## RECORDS FOR THE EXERCISE:
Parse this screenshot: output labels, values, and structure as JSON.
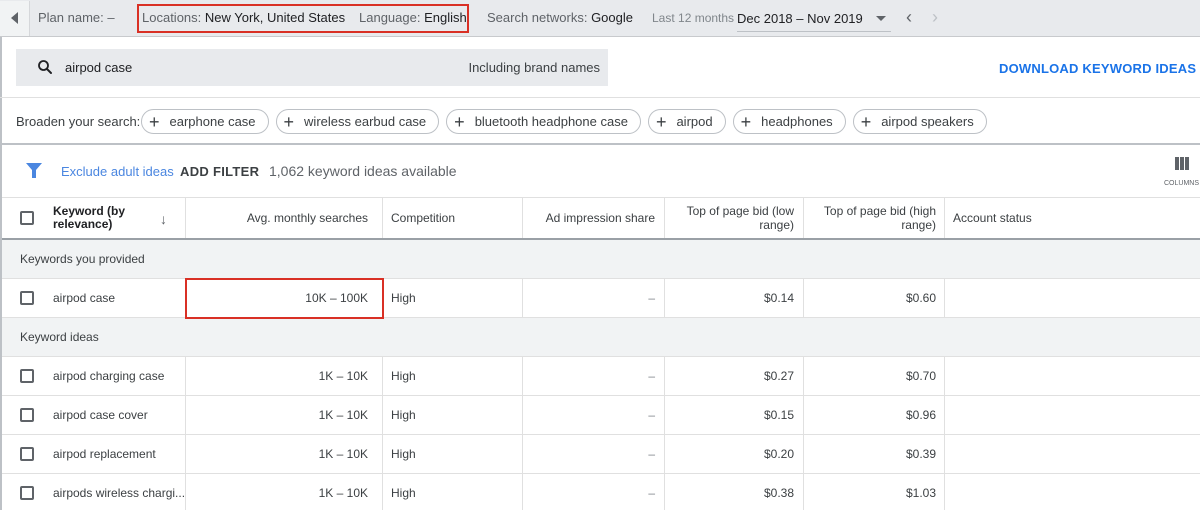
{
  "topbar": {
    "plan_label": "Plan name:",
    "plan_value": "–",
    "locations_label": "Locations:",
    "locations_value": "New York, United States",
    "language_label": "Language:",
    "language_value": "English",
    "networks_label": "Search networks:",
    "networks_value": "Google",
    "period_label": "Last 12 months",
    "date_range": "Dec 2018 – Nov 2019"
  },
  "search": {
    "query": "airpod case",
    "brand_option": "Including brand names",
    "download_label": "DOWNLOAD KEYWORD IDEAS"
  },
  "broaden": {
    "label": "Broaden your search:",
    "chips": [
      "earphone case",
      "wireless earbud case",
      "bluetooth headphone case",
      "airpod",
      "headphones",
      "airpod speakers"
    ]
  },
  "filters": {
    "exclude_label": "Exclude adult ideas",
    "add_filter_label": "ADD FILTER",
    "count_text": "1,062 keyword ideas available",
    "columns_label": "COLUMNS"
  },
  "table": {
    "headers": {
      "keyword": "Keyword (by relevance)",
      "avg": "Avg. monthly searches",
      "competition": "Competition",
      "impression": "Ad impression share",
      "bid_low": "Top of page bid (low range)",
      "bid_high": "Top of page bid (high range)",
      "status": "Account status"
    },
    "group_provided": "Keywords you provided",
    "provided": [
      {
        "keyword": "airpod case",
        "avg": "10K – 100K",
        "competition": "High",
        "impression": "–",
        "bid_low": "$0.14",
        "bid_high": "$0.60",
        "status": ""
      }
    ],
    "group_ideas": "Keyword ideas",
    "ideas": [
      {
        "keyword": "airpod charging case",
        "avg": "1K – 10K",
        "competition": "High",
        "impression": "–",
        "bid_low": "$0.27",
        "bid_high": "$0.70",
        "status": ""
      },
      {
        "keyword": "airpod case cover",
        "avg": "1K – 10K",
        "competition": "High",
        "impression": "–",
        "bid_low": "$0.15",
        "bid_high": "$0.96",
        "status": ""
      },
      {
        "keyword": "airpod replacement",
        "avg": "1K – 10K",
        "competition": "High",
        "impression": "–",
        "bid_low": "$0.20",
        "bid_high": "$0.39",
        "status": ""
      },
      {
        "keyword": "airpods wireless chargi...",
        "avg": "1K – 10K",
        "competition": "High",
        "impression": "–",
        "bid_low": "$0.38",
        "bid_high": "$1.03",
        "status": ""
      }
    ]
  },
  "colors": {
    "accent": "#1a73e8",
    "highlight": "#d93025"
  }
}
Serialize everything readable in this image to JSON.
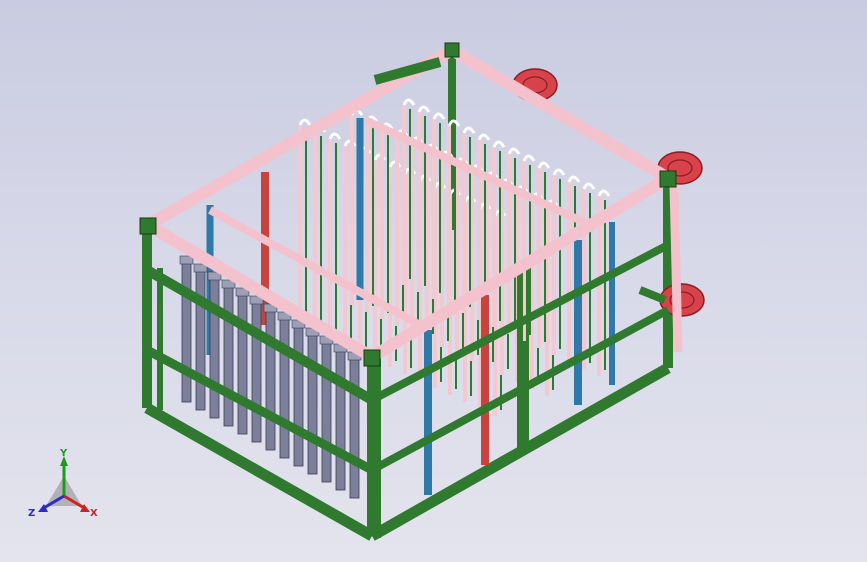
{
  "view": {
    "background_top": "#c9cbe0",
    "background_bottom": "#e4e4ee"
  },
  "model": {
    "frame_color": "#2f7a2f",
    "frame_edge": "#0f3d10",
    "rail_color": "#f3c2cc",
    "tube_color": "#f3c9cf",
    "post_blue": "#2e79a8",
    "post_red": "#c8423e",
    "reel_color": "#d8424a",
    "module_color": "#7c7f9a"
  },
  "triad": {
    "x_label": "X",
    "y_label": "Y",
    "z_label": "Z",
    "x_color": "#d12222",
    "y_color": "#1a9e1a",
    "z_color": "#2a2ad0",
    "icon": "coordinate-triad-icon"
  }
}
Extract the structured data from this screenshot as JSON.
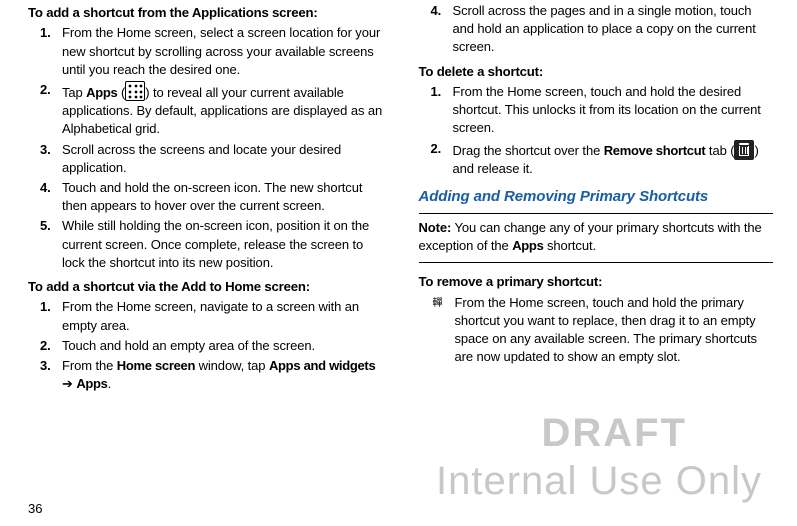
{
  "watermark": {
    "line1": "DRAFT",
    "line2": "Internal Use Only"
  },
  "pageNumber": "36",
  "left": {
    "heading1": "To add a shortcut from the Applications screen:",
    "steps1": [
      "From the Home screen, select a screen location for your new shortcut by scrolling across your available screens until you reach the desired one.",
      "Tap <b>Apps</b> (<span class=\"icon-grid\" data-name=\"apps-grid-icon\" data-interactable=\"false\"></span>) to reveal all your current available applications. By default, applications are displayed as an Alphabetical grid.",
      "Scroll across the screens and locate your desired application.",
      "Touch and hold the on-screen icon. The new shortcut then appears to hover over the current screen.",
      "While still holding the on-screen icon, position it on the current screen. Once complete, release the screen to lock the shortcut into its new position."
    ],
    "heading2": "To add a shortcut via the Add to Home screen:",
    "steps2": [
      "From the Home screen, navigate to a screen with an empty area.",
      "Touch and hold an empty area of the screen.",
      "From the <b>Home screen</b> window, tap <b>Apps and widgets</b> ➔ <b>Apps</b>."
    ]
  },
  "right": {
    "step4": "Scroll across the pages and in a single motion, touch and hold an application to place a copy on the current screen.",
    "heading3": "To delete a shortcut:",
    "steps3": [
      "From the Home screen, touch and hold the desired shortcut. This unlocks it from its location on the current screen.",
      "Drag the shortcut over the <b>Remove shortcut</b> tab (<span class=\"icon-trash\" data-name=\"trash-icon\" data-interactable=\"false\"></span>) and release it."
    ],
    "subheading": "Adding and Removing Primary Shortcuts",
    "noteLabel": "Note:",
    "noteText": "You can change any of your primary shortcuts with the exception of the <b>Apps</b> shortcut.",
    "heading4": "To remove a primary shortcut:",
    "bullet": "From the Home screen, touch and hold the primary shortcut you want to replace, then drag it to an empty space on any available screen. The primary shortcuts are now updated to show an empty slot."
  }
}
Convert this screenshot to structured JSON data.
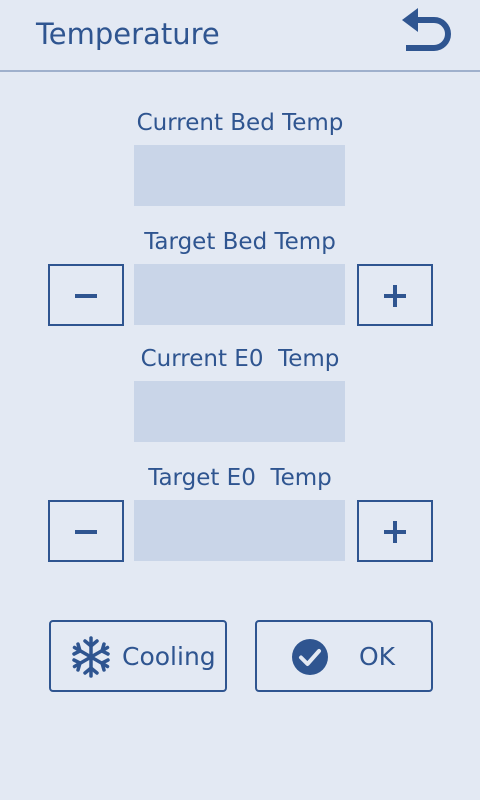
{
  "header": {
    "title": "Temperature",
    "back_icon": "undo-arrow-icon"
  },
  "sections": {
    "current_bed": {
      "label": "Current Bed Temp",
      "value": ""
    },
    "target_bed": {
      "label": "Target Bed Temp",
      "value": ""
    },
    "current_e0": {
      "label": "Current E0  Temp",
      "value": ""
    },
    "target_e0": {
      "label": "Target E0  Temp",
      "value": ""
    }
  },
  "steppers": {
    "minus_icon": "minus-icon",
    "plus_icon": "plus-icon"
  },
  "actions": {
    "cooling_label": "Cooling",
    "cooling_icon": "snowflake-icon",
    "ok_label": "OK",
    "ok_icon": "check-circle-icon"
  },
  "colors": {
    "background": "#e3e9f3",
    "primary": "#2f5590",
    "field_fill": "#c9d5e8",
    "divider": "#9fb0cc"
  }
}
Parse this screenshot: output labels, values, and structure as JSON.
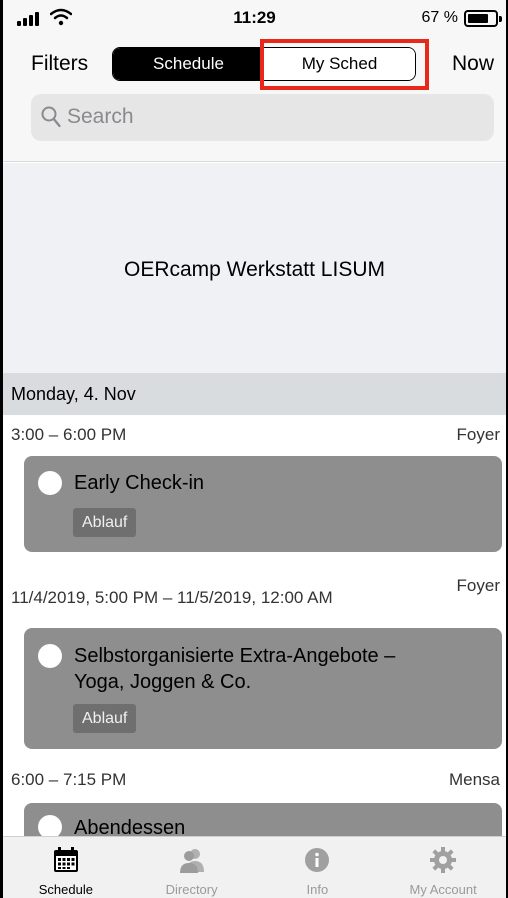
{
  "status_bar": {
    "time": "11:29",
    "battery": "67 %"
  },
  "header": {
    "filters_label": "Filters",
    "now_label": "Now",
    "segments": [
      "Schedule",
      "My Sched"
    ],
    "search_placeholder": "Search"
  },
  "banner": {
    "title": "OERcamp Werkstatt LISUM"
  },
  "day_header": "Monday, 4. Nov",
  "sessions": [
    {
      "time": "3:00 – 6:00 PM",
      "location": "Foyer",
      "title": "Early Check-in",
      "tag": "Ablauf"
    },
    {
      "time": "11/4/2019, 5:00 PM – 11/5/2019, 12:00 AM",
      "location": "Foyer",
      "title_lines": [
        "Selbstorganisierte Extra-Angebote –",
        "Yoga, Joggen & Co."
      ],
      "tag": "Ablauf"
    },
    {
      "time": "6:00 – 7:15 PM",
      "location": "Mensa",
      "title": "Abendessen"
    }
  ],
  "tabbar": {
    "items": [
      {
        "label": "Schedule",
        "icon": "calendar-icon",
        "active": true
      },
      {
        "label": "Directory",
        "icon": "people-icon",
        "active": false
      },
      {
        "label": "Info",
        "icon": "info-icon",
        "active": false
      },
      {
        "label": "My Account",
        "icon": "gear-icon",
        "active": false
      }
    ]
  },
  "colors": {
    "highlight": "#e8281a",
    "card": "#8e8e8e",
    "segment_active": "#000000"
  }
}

## THE EXERCISE:
Pictures in the records must not appear in the copy; transcribe everything else precisely.

## PROBLEM SOLUTION:
Parse this screenshot: output labels, values, and structure as JSON.
{
  "topbar": {
    "plan_label": "Plan name:",
    "plan_value": "–",
    "locations_label": "Locations:",
    "locations_value": "New York, United States",
    "language_label": "Language:",
    "language_value": "English",
    "networks_label": "Search networks:",
    "networks_value": "Google",
    "period_label": "Last 12 months",
    "date_range": "Dec 2018 – Nov 2019"
  },
  "search": {
    "query": "airpod case",
    "brand_option": "Including brand names",
    "download_label": "DOWNLOAD KEYWORD IDEAS"
  },
  "broaden": {
    "label": "Broaden your search:",
    "chips": [
      "earphone case",
      "wireless earbud case",
      "bluetooth headphone case",
      "airpod",
      "headphones",
      "airpod speakers"
    ]
  },
  "filters": {
    "exclude_label": "Exclude adult ideas",
    "add_filter_label": "ADD FILTER",
    "count_text": "1,062 keyword ideas available",
    "columns_label": "COLUMNS"
  },
  "table": {
    "headers": {
      "keyword": "Keyword (by relevance)",
      "avg": "Avg. monthly searches",
      "competition": "Competition",
      "impression": "Ad impression share",
      "bid_low": "Top of page bid (low range)",
      "bid_high": "Top of page bid (high range)",
      "status": "Account status"
    },
    "group_provided": "Keywords you provided",
    "provided": [
      {
        "keyword": "airpod case",
        "avg": "10K – 100K",
        "competition": "High",
        "impression": "–",
        "bid_low": "$0.14",
        "bid_high": "$0.60",
        "status": ""
      }
    ],
    "group_ideas": "Keyword ideas",
    "ideas": [
      {
        "keyword": "airpod charging case",
        "avg": "1K – 10K",
        "competition": "High",
        "impression": "–",
        "bid_low": "$0.27",
        "bid_high": "$0.70",
        "status": ""
      },
      {
        "keyword": "airpod case cover",
        "avg": "1K – 10K",
        "competition": "High",
        "impression": "–",
        "bid_low": "$0.15",
        "bid_high": "$0.96",
        "status": ""
      },
      {
        "keyword": "airpod replacement",
        "avg": "1K – 10K",
        "competition": "High",
        "impression": "–",
        "bid_low": "$0.20",
        "bid_high": "$0.39",
        "status": ""
      },
      {
        "keyword": "airpods wireless chargi...",
        "avg": "1K – 10K",
        "competition": "High",
        "impression": "–",
        "bid_low": "$0.38",
        "bid_high": "$1.03",
        "status": ""
      }
    ]
  },
  "colors": {
    "accent": "#1a73e8",
    "highlight": "#d93025"
  }
}
Serialize everything readable in this image to JSON.
{
  "view": {
    "background_top": "#c9cbe0",
    "background_bottom": "#e4e4ee"
  },
  "model": {
    "frame_color": "#2f7a2f",
    "frame_edge": "#0f3d10",
    "rail_color": "#f3c2cc",
    "tube_color": "#f3c9cf",
    "post_blue": "#2e79a8",
    "post_red": "#c8423e",
    "reel_color": "#d8424a",
    "module_color": "#7c7f9a"
  },
  "triad": {
    "x_label": "X",
    "y_label": "Y",
    "z_label": "Z",
    "x_color": "#d12222",
    "y_color": "#1a9e1a",
    "z_color": "#2a2ad0",
    "icon": "coordinate-triad-icon"
  }
}
Extract the structured data from this screenshot as JSON.
{
  "watermark": {
    "line1": "DRAFT",
    "line2": "Internal Use Only"
  },
  "pageNumber": "36",
  "left": {
    "heading1": "To add a shortcut from the Applications screen:",
    "steps1": [
      "From the Home screen, select a screen location for your new shortcut by scrolling across your available screens until you reach the desired one.",
      "Tap <b>Apps</b> (<span class=\"icon-grid\" data-name=\"apps-grid-icon\" data-interactable=\"false\"></span>) to reveal all your current available applications. By default, applications are displayed as an Alphabetical grid.",
      "Scroll across the screens and locate your desired application.",
      "Touch and hold the on-screen icon. The new shortcut then appears to hover over the current screen.",
      "While still holding the on-screen icon, position it on the current screen. Once complete, release the screen to lock the shortcut into its new position."
    ],
    "heading2": "To add a shortcut via the Add to Home screen:",
    "steps2": [
      "From the Home screen, navigate to a screen with an empty area.",
      "Touch and hold an empty area of the screen.",
      "From the <b>Home screen</b> window, tap <b>Apps and widgets</b> ➔ <b>Apps</b>."
    ]
  },
  "right": {
    "step4": "Scroll across the pages and in a single motion, touch and hold an application to place a copy on the current screen.",
    "heading3": "To delete a shortcut:",
    "steps3": [
      "From the Home screen, touch and hold the desired shortcut. This unlocks it from its location on the current screen.",
      "Drag the shortcut over the <b>Remove shortcut</b> tab (<span class=\"icon-trash\" data-name=\"trash-icon\" data-interactable=\"false\"></span>) and release it."
    ],
    "subheading": "Adding and Removing Primary Shortcuts",
    "noteLabel": "Note:",
    "noteText": "You can change any of your primary shortcuts with the exception of the <b>Apps</b> shortcut.",
    "heading4": "To remove a primary shortcut:",
    "bullet": "From the Home screen, touch and hold the primary shortcut you want to replace, then drag it to an empty space on any available screen. The primary shortcuts are now updated to show an empty slot."
  }
}
Convert this screenshot to structured JSON data.
{
  "header": {
    "title": "Temperature",
    "back_icon": "undo-arrow-icon"
  },
  "sections": {
    "current_bed": {
      "label": "Current Bed Temp",
      "value": ""
    },
    "target_bed": {
      "label": "Target Bed Temp",
      "value": ""
    },
    "current_e0": {
      "label": "Current E0  Temp",
      "value": ""
    },
    "target_e0": {
      "label": "Target E0  Temp",
      "value": ""
    }
  },
  "steppers": {
    "minus_icon": "minus-icon",
    "plus_icon": "plus-icon"
  },
  "actions": {
    "cooling_label": "Cooling",
    "cooling_icon": "snowflake-icon",
    "ok_label": "OK",
    "ok_icon": "check-circle-icon"
  },
  "colors": {
    "background": "#e3e9f3",
    "primary": "#2f5590",
    "field_fill": "#c9d5e8",
    "divider": "#9fb0cc"
  }
}
Parse this screenshot: output labels, values, and structure as JSON.
{
  "status_bar": {
    "time": "11:29",
    "battery": "67 %"
  },
  "header": {
    "filters_label": "Filters",
    "now_label": "Now",
    "segments": [
      "Schedule",
      "My Sched"
    ],
    "search_placeholder": "Search"
  },
  "banner": {
    "title": "OERcamp Werkstatt LISUM"
  },
  "day_header": "Monday, 4. Nov",
  "sessions": [
    {
      "time": "3:00 – 6:00 PM",
      "location": "Foyer",
      "title": "Early Check-in",
      "tag": "Ablauf"
    },
    {
      "time": "11/4/2019, 5:00 PM – 11/5/2019, 12:00 AM",
      "location": "Foyer",
      "title_lines": [
        "Selbstorganisierte Extra-Angebote –",
        "Yoga, Joggen & Co."
      ],
      "tag": "Ablauf"
    },
    {
      "time": "6:00 – 7:15 PM",
      "location": "Mensa",
      "title": "Abendessen"
    }
  ],
  "tabbar": {
    "items": [
      {
        "label": "Schedule",
        "icon": "calendar-icon",
        "active": true
      },
      {
        "label": "Directory",
        "icon": "people-icon",
        "active": false
      },
      {
        "label": "Info",
        "icon": "info-icon",
        "active": false
      },
      {
        "label": "My Account",
        "icon": "gear-icon",
        "active": false
      }
    ]
  },
  "colors": {
    "highlight": "#e8281a",
    "card": "#8e8e8e",
    "segment_active": "#000000"
  }
}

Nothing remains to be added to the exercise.